Do this
Find the lines holding the word "곰팡이독소" and collect them.

[Data entries]
━━━━━━━━━━━━━━━━

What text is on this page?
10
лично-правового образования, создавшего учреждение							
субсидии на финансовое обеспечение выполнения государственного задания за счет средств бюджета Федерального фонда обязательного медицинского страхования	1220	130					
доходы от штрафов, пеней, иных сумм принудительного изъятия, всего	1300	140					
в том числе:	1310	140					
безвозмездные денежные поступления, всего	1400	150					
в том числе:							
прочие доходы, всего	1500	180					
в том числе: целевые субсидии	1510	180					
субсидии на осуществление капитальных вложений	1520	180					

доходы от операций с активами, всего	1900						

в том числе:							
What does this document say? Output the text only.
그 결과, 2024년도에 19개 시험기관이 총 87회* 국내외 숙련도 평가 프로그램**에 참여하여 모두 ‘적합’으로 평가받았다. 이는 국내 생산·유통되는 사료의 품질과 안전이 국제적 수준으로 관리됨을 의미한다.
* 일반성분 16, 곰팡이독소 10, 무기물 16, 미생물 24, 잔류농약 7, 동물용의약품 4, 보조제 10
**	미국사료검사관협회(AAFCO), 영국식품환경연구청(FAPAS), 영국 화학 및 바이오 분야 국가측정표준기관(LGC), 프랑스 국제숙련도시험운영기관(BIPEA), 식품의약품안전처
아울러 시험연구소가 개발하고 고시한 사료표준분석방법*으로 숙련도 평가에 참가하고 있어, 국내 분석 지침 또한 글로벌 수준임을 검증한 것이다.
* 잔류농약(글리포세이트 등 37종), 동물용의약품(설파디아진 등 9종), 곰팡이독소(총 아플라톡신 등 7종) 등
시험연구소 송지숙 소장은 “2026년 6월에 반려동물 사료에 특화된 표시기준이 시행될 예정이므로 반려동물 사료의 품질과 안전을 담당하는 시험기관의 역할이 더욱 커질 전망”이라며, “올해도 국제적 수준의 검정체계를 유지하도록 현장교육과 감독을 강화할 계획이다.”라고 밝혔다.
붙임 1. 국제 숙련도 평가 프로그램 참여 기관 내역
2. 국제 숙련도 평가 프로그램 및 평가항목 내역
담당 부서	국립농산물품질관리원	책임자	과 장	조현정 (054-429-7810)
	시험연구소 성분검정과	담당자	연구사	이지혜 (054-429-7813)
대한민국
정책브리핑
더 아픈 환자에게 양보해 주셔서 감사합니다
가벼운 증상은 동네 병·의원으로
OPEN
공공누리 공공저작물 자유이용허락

━━━━━━━━━━━━━━━━

Final answer
* 일반성분 16, 곰팡이독소 10, 무기물 16, 미생물 24, 잔류농약 7, 동물용의약품 4, 보조제 10
* 잔류농약(글리포세이트 등 37종), 동물용의약품(설파디아진 등 9종), 곰팡이독소(총 아플라톡신 등 7종) 등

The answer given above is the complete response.